----- RECORDS

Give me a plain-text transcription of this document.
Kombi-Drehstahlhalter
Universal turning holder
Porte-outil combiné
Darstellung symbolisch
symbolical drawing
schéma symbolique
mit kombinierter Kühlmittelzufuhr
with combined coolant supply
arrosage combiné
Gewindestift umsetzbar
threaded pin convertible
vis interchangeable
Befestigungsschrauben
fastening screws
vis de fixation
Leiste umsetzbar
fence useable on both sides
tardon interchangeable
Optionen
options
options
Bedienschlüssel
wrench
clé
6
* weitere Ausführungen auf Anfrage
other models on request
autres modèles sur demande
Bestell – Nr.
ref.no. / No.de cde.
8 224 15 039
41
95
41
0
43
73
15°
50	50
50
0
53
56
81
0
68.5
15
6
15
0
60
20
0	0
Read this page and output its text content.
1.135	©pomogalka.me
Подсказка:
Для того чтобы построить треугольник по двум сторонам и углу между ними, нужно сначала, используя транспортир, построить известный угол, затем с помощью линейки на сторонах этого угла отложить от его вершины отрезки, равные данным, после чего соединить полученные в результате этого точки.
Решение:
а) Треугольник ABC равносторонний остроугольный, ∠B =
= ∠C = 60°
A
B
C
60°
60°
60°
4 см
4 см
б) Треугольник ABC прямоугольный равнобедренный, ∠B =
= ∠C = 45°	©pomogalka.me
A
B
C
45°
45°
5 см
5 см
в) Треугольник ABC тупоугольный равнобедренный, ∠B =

----------

**TASK BRIEF**. Return exactly the lines from the one containing "Read this page and output its text content." through the last line of the records above, both included, and nothing else.

**RESPONSE BELOW**.
Read this page and output its text content.
1.135	©pomogalka.me
Подсказка:
Для того чтобы построить треугольник по двум сторонам и углу между ними, нужно сначала, используя транспортир, построить известный угол, затем с помощью линейки на сторонах этого угла отложить от его вершины отрезки, равные данным, после чего соединить полученные в результате этого точки.
Решение:
а) Треугольник ABC равносторонний остроугольный, ∠B =
= ∠C = 60°
A
B
C
60°
60°
60°
4 см
4 см
б) Треугольник ABC прямоугольный равнобедренный, ∠B =
= ∠C = 45°	©pomogalka.me
A
B
C
45°
45°
5 см
5 см
в) Треугольник ABC тупоугольный равнобедренный, ∠B =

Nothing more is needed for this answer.